▸ Data for this exercise:
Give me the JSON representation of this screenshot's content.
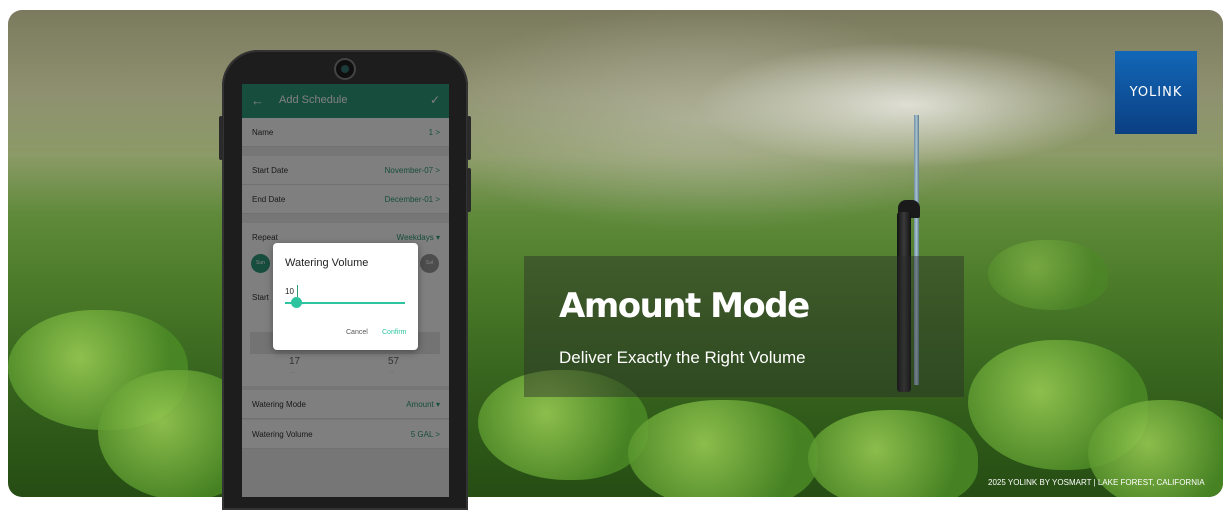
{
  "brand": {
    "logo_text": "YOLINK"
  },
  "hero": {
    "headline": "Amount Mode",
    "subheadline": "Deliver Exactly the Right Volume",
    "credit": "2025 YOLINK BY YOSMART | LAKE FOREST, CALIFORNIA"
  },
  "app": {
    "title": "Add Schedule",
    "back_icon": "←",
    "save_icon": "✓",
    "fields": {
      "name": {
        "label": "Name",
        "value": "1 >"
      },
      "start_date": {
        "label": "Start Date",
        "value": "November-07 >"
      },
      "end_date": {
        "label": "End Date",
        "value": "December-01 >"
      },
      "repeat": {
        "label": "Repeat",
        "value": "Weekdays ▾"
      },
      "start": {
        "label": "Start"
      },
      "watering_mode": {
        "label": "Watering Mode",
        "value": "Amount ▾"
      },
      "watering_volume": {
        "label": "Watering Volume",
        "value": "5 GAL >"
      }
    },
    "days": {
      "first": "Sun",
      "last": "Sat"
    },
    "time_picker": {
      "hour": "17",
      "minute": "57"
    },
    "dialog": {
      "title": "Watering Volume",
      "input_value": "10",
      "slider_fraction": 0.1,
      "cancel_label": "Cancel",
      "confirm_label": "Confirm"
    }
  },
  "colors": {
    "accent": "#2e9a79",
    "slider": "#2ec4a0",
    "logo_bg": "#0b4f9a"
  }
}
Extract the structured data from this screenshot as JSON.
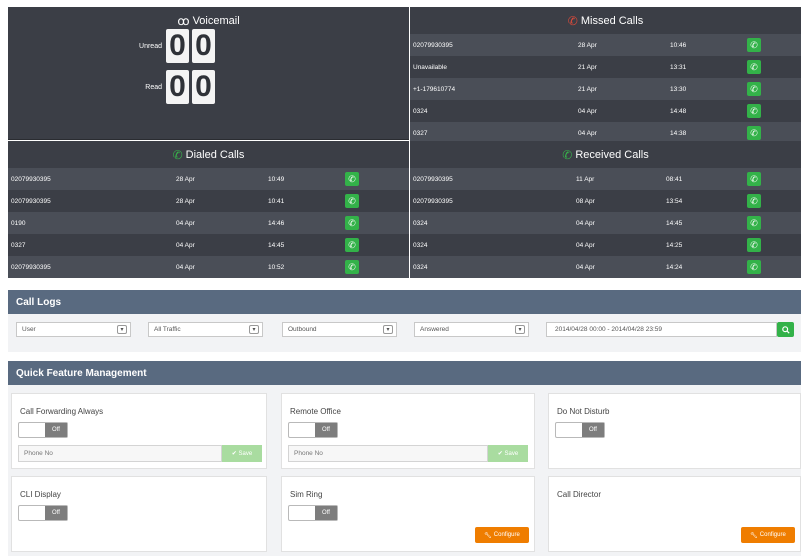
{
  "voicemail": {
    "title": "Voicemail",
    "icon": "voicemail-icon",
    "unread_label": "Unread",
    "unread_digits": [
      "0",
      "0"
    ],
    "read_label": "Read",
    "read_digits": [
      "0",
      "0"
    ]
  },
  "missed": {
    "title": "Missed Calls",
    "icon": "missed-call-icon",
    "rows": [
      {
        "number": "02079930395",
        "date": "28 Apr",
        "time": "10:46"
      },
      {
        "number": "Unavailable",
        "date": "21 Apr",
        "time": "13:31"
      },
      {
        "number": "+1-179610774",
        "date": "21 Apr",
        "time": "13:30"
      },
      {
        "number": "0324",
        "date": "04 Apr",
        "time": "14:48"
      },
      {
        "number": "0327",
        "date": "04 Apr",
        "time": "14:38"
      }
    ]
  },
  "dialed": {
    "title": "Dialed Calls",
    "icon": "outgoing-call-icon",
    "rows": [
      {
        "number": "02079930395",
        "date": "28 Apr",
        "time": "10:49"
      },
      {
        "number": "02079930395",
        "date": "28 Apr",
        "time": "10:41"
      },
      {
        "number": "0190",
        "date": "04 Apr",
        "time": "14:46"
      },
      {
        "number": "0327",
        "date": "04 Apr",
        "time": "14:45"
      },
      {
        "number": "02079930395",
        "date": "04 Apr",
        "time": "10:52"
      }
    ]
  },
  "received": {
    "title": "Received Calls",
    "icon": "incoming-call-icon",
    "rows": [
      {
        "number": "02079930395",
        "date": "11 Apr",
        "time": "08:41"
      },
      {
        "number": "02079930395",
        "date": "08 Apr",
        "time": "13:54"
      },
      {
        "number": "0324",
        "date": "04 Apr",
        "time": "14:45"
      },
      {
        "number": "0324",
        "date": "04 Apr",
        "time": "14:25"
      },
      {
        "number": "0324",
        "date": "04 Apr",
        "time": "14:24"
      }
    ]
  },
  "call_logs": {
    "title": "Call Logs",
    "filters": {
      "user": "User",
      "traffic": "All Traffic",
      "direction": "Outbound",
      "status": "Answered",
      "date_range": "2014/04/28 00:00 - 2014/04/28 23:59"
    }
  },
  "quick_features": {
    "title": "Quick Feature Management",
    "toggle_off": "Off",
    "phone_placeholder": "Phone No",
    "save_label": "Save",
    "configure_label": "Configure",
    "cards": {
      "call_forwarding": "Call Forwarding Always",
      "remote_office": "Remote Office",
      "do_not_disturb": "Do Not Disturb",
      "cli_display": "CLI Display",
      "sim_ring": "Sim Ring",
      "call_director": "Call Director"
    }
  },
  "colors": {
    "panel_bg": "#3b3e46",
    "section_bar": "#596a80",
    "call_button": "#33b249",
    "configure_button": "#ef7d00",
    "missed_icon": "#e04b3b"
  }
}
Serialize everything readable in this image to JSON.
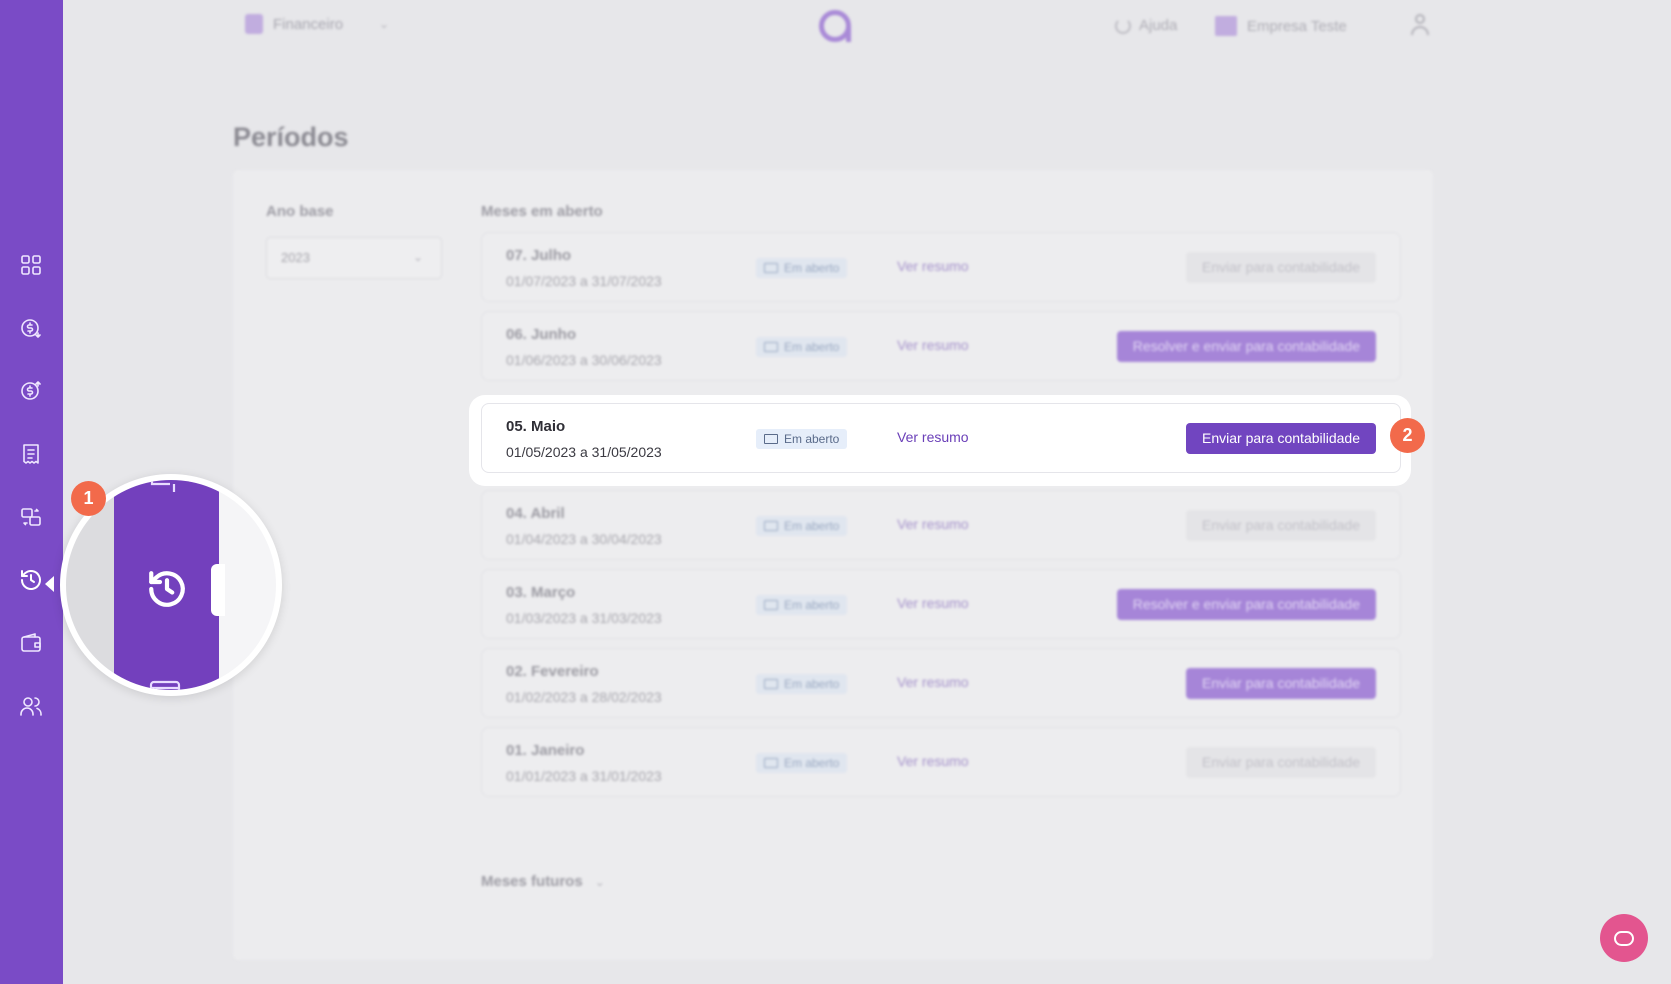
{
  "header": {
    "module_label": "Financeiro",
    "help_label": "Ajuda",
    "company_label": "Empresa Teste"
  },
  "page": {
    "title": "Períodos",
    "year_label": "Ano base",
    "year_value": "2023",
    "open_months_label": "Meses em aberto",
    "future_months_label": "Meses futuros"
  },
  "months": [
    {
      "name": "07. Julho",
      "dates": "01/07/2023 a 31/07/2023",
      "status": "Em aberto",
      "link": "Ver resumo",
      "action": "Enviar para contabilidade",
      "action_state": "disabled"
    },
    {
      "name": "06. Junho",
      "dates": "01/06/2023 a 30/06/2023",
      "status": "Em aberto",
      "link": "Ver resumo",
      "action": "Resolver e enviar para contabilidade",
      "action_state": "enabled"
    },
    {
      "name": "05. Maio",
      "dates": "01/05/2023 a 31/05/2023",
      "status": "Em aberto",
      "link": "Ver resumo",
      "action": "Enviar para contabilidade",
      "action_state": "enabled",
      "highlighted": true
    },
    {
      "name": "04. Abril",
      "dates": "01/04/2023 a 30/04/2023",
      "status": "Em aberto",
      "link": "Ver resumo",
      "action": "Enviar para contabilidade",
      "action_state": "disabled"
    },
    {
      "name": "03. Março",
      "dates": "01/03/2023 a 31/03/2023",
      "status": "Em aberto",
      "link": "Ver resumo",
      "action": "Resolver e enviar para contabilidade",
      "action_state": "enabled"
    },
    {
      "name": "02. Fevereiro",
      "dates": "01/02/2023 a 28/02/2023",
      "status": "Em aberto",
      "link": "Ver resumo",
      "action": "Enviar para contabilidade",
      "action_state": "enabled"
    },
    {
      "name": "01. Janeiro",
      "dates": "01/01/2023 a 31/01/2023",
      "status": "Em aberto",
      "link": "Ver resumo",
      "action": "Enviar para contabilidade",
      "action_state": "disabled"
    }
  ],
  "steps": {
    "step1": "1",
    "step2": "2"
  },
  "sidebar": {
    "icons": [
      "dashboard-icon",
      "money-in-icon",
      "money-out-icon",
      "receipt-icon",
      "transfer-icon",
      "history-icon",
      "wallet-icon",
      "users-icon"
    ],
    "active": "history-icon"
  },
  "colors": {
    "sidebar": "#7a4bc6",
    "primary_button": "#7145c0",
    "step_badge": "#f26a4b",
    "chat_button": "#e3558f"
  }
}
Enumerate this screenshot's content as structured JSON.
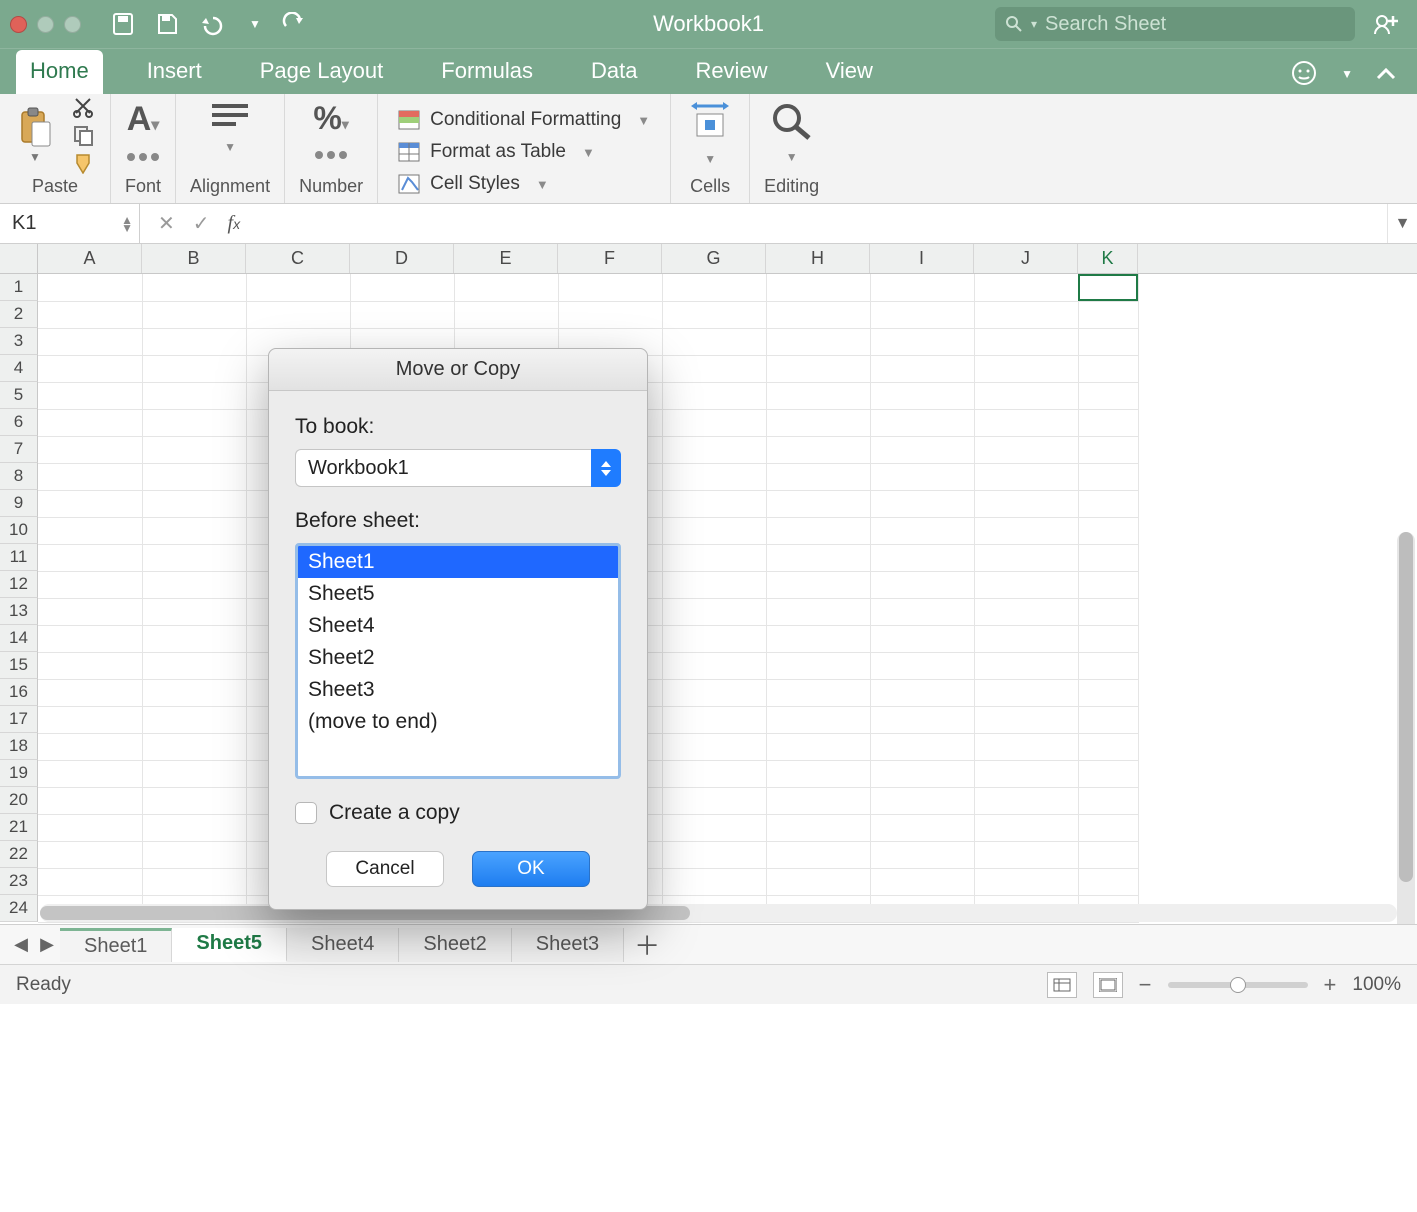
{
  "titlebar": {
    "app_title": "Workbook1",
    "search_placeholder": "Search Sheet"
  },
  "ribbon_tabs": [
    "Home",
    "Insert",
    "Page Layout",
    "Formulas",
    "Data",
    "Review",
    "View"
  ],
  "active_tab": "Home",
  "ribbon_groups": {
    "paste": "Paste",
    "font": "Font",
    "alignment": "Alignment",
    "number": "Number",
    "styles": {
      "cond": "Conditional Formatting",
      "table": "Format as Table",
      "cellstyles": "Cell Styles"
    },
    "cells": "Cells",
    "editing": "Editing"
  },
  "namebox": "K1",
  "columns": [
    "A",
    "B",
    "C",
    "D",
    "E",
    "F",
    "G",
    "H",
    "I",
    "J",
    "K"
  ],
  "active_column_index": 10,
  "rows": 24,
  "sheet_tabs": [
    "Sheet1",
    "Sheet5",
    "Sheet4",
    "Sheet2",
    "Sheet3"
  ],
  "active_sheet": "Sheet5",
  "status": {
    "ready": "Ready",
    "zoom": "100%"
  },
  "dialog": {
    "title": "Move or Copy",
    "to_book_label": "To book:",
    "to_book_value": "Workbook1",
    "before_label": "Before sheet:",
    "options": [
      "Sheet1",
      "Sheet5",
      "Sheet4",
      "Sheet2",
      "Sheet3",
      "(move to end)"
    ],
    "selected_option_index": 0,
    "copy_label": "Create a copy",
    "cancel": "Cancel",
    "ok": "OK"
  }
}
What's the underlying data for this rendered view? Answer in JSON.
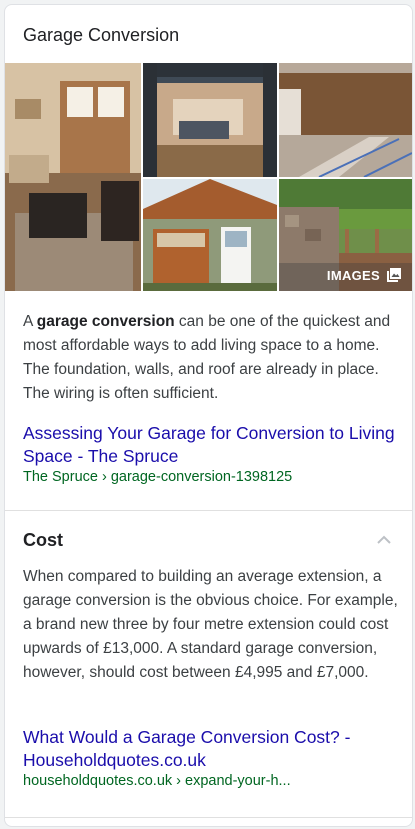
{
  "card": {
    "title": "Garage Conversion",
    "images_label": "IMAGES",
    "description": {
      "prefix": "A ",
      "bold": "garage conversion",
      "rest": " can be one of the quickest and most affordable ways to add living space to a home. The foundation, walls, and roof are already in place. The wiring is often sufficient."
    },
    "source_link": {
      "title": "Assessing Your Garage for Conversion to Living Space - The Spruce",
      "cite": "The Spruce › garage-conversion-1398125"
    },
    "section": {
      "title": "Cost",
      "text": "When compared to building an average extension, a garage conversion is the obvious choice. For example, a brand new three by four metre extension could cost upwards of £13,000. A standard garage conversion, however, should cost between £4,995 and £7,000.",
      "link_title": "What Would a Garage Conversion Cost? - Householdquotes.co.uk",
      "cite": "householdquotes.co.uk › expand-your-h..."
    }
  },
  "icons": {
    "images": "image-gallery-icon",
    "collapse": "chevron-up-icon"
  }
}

▸ Goal of the exercise: Return all lines with the word "brand" in them.

▸ Task output:
  "brand": {
      "text": "When compared to building an average extension, a garage conversion is the obvious choice. For example, a brand new three by four metre extension could cost upwards of £13,000. A standard garage conversion, however, should cost between £4,995 and £7,000.",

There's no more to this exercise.